Word for word, copy all the data and drop the pictures.
__________________________________________________
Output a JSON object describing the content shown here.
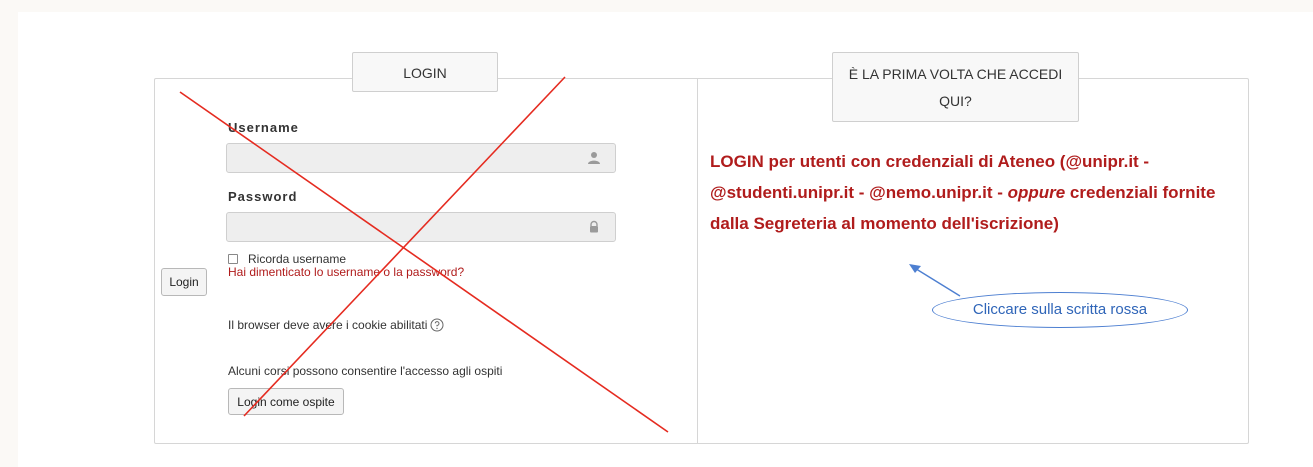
{
  "tabs": {
    "login": "LOGIN",
    "first_time_line1": "È LA PRIMA VOLTA CHE ACCEDI",
    "first_time_line2": "QUI?"
  },
  "login_form": {
    "username_label": "Username",
    "password_label": "Password",
    "username_value": "",
    "password_value": "",
    "remember_label": "Ricorda username",
    "forgot_link": "Hai dimenticato lo username o la password?",
    "login_button": "Login",
    "cookie_note": "Il browser deve avere i cookie abilitati",
    "guest_note": "Alcuni corsi possono consentire l'accesso agli ospiti",
    "guest_button": "Login come ospite"
  },
  "ateneo": {
    "part1": "LOGIN per utenti con credenziali di Ateneo (@unipr.it - @studenti.unipr.it - @nemo.unipr.it - ",
    "part2": "oppure",
    "part3": " credenziali fornite dalla Segreteria al momento dell'iscrizione)"
  },
  "annotation": {
    "callout_text": "Cliccare sulla scritta rossa"
  },
  "colors": {
    "link_red": "#b01c1c",
    "annotation_blue": "#4d7fd1",
    "cross_red": "#e52b20"
  },
  "icons": [
    "user-icon",
    "lock-icon",
    "help-circle-icon"
  ]
}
__________________________________________________
OUTPUT OF THE EXERCISE -
Output a JSON object describing the content shown here.
{
  "tabs": {
    "login": "LOGIN",
    "first_time_line1": "È LA PRIMA VOLTA CHE ACCEDI",
    "first_time_line2": "QUI?"
  },
  "login_form": {
    "username_label": "Username",
    "password_label": "Password",
    "username_value": "",
    "password_value": "",
    "remember_label": "Ricorda username",
    "forgot_link": "Hai dimenticato lo username o la password?",
    "login_button": "Login",
    "cookie_note": "Il browser deve avere i cookie abilitati",
    "guest_note": "Alcuni corsi possono consentire l'accesso agli ospiti",
    "guest_button": "Login come ospite"
  },
  "ateneo": {
    "part1": "LOGIN per utenti con credenziali di Ateneo (@unipr.it - @studenti.unipr.it - @nemo.unipr.it - ",
    "part2": "oppure",
    "part3": " credenziali fornite dalla Segreteria al momento dell'iscrizione)"
  },
  "annotation": {
    "callout_text": "Cliccare sulla scritta rossa"
  },
  "colors": {
    "link_red": "#b01c1c",
    "annotation_blue": "#4d7fd1",
    "cross_red": "#e52b20"
  },
  "icons": [
    "user-icon",
    "lock-icon",
    "help-circle-icon"
  ]
}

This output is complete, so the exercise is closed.